Exercise brief → Within the material below, find each line bearing the word "DomeDelta" and present it.

Stored data
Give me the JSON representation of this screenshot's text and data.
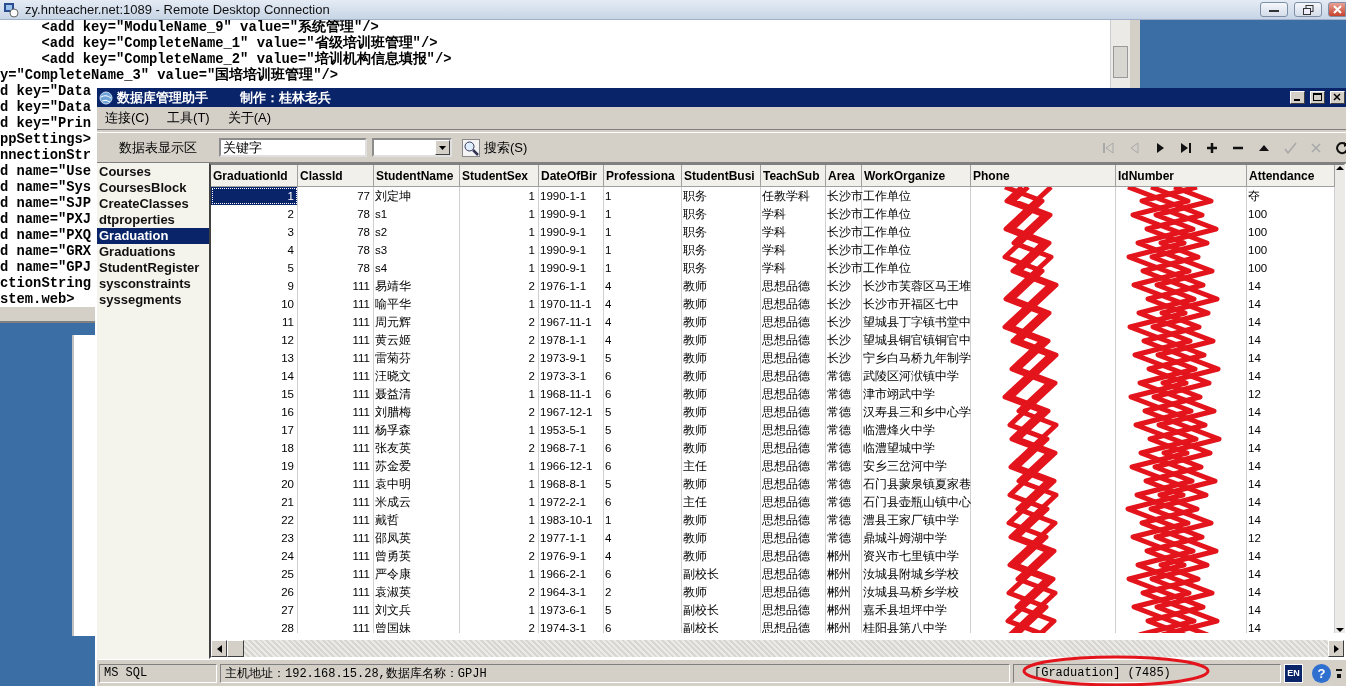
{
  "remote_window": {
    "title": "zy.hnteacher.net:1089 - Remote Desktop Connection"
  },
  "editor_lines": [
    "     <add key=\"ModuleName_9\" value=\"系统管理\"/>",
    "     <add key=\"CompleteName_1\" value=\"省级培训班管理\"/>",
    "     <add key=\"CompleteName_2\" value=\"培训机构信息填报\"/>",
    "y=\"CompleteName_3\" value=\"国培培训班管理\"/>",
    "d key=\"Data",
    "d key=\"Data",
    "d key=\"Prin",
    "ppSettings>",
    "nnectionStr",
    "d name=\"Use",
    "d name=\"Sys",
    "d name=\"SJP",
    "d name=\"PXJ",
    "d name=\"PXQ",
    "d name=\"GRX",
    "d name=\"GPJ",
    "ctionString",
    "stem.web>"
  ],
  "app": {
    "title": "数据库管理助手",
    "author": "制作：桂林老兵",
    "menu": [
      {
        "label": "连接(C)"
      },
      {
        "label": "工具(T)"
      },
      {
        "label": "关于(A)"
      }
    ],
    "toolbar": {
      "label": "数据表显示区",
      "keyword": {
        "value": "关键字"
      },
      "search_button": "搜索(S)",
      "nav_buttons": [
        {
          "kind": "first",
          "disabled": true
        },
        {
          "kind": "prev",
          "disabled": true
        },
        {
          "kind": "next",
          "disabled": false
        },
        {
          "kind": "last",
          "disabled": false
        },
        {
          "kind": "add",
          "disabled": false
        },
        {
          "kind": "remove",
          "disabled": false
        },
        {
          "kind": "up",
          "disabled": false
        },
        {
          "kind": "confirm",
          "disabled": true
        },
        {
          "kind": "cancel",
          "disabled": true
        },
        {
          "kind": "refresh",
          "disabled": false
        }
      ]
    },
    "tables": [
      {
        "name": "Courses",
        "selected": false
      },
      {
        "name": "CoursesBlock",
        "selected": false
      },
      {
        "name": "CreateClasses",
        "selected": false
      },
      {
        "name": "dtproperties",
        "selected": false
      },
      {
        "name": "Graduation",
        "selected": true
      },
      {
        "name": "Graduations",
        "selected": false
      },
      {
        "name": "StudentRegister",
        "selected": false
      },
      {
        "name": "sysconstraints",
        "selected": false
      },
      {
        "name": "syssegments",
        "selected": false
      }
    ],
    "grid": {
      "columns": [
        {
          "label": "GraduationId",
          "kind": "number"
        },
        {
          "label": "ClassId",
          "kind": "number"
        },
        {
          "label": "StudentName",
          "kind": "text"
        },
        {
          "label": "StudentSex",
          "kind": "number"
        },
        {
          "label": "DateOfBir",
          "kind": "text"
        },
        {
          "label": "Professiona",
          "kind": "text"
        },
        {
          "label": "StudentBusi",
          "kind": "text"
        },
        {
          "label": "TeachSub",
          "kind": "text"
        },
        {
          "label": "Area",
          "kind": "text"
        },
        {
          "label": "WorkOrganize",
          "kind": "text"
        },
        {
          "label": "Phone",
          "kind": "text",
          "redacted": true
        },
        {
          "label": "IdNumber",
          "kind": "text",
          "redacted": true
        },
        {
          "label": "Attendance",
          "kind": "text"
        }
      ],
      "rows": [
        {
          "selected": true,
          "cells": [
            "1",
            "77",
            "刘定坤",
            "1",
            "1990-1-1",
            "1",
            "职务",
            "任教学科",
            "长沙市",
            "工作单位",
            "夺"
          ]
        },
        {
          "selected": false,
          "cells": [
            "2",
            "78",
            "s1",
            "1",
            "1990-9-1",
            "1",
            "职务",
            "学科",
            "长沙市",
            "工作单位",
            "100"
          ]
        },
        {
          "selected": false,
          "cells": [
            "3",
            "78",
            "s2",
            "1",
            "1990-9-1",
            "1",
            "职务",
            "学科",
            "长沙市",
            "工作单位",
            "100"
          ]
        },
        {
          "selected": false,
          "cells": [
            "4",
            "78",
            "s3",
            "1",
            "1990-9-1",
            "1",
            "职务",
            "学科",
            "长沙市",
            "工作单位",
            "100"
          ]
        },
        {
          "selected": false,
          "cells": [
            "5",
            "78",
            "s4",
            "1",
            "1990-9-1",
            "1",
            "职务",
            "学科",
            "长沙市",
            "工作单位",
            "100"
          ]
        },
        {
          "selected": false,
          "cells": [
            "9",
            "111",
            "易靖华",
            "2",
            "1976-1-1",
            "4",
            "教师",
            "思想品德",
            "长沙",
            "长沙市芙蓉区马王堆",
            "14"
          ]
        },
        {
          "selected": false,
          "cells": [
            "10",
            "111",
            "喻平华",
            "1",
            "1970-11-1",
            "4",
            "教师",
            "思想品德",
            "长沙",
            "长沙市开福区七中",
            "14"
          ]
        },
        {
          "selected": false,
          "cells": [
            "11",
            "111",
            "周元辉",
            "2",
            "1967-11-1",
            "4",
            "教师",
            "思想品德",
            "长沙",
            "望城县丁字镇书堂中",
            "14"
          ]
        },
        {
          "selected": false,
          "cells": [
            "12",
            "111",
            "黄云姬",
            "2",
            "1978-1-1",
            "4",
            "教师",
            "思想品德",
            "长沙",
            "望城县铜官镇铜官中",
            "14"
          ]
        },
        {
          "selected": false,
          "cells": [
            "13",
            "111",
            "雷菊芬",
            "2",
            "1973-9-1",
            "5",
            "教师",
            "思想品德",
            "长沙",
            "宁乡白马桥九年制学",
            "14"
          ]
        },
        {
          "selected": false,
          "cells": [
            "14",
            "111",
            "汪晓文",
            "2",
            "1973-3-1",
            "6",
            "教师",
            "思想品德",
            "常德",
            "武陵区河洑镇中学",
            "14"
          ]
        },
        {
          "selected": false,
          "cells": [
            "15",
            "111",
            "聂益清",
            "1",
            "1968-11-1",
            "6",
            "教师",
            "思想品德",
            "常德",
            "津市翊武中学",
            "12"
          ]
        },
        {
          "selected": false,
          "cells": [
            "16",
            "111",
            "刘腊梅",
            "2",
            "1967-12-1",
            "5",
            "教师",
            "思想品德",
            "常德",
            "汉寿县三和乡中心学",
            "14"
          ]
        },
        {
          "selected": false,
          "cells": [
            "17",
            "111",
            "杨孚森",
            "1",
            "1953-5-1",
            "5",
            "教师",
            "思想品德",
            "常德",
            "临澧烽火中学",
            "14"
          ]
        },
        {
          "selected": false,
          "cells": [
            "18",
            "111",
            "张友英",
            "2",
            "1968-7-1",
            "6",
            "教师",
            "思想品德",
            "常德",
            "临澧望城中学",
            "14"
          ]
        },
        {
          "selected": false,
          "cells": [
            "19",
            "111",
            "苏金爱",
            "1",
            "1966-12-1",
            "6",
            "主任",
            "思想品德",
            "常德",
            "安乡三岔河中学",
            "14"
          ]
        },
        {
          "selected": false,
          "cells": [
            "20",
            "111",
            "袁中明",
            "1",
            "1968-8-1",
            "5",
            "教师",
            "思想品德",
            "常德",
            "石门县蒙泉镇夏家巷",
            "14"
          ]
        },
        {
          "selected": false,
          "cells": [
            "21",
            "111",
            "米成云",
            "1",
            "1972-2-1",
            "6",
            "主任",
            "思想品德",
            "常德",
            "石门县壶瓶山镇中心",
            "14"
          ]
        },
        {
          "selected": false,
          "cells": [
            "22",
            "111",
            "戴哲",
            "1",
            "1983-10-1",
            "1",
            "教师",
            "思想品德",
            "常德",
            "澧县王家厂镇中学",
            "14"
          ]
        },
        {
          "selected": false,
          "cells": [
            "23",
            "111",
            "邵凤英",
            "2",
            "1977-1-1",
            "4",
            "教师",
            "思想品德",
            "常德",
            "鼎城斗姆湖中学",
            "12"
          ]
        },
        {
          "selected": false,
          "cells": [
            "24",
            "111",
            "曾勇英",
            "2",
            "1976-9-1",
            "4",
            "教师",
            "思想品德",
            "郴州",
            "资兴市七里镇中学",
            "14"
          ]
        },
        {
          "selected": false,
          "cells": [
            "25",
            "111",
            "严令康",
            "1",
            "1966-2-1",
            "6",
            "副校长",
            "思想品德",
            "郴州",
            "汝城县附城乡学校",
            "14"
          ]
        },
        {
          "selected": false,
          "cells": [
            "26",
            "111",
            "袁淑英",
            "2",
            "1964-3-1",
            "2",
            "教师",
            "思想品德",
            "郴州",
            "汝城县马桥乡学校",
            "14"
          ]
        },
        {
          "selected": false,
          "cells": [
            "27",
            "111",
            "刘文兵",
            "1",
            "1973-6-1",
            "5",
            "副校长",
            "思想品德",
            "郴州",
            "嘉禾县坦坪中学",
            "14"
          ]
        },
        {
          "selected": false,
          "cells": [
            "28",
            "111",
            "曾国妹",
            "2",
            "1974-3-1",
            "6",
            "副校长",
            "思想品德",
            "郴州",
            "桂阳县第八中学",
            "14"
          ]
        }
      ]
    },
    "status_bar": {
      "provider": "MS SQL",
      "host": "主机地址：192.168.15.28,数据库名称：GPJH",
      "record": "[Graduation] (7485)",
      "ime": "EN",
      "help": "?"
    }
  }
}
---
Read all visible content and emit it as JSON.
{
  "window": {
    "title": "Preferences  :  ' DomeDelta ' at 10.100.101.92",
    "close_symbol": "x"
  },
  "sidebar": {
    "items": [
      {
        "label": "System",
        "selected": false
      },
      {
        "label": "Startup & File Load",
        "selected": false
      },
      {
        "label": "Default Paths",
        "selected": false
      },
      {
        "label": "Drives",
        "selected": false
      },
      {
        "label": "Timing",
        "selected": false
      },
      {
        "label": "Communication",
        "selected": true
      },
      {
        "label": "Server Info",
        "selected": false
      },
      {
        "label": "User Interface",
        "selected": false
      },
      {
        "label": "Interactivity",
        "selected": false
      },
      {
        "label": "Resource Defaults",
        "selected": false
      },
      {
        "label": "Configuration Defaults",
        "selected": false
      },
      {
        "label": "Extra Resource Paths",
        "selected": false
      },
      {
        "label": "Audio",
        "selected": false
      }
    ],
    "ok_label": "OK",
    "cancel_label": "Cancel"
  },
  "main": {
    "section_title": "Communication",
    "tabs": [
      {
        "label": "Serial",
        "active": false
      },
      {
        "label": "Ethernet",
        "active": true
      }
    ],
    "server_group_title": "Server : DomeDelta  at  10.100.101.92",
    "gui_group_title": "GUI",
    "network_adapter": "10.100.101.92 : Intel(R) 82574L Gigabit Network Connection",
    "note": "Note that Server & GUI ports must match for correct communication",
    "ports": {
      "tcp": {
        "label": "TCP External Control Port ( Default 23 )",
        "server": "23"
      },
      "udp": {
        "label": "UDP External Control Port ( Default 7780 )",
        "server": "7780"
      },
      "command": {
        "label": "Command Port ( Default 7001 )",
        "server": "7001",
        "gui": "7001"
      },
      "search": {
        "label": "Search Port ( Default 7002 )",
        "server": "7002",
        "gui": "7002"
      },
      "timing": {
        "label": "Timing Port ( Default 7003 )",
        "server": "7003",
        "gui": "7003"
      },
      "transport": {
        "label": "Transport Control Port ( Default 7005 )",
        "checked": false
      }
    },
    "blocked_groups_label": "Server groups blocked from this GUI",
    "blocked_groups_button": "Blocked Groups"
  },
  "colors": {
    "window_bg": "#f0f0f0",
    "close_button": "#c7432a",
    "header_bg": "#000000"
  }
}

Solution to this task →
    "title": "Preferences  :  ' DomeDelta ' at 10.100.101.92",
    "server_group_title": "Server : DomeDelta  at  10.100.101.92",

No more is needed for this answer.